### TASK BRIEF:
Omit the images, then output each of the records below exactly.

--- START ---

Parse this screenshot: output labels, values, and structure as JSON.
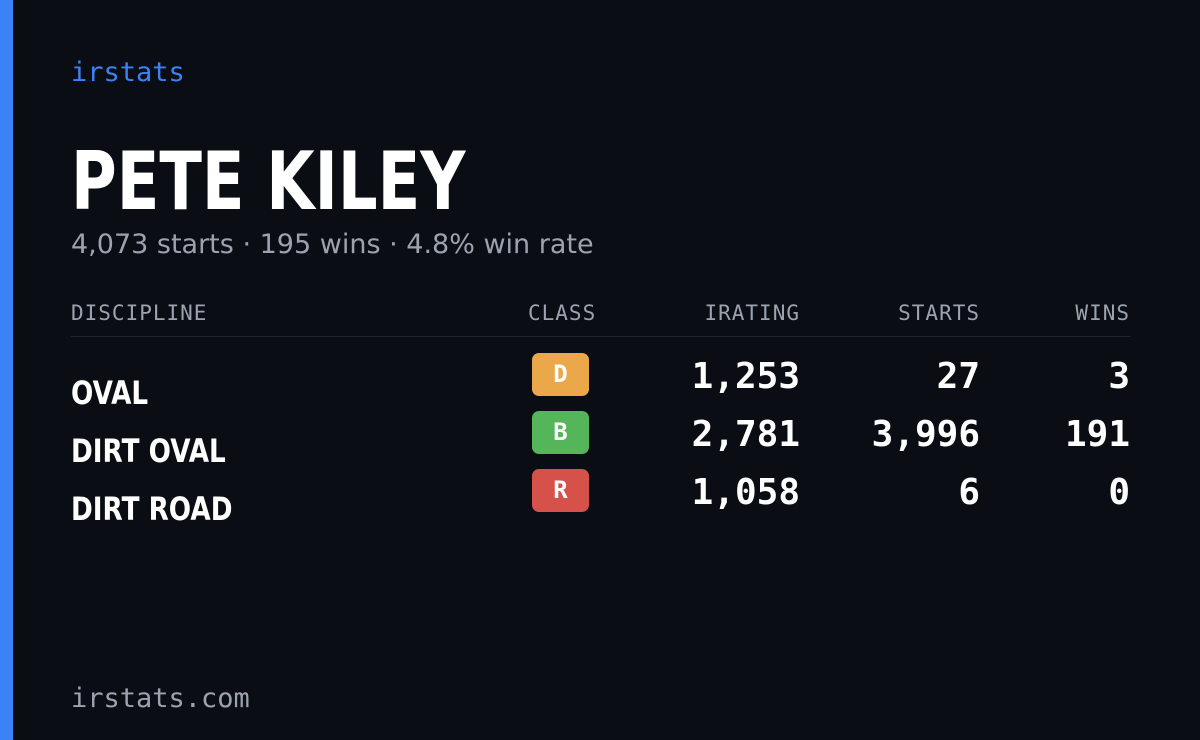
{
  "brand": {
    "name": "irstats",
    "footer_url": "irstats.com",
    "accent_color": "#3b82f6"
  },
  "player": {
    "name": "PETE KILEY",
    "starts_text": "4,073 starts",
    "wins_text": "195 wins",
    "win_rate_text": "4.8% win rate",
    "separator": "·"
  },
  "table": {
    "headers": {
      "discipline": "DISCIPLINE",
      "class": "CLASS",
      "irating": "IRATING",
      "starts": "STARTS",
      "wins": "WINS"
    },
    "rows": [
      {
        "discipline": "OVAL",
        "class": "D",
        "class_color": "#eaa84b",
        "irating": "1,253",
        "starts": "27",
        "wins": "3"
      },
      {
        "discipline": "DIRT OVAL",
        "class": "B",
        "class_color": "#55b55b",
        "irating": "2,781",
        "starts": "3,996",
        "wins": "191"
      },
      {
        "discipline": "DIRT ROAD",
        "class": "R",
        "class_color": "#d6514a",
        "irating": "1,058",
        "starts": "6",
        "wins": "0"
      }
    ]
  }
}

--- END ---

### SOLUTION TO THIS EXERCISE:
Parse this screenshot: output labels, values, and structure as JSON.
{
  "brand": {
    "name": "irstats",
    "footer_url": "irstats.com",
    "accent_color": "#3b82f6"
  },
  "player": {
    "name": "PETE KILEY",
    "starts_text": "4,073 starts",
    "wins_text": "195 wins",
    "win_rate_text": "4.8% win rate",
    "separator": "·"
  },
  "table": {
    "headers": {
      "discipline": "DISCIPLINE",
      "class": "CLASS",
      "irating": "IRATING",
      "starts": "STARTS",
      "wins": "WINS"
    },
    "rows": [
      {
        "discipline": "OVAL",
        "class": "D",
        "class_color": "#eaa84b",
        "irating": "1,253",
        "starts": "27",
        "wins": "3"
      },
      {
        "discipline": "DIRT OVAL",
        "class": "B",
        "class_color": "#55b55b",
        "irating": "2,781",
        "starts": "3,996",
        "wins": "191"
      },
      {
        "discipline": "DIRT ROAD",
        "class": "R",
        "class_color": "#d6514a",
        "irating": "1,058",
        "starts": "6",
        "wins": "0"
      }
    ]
  }
}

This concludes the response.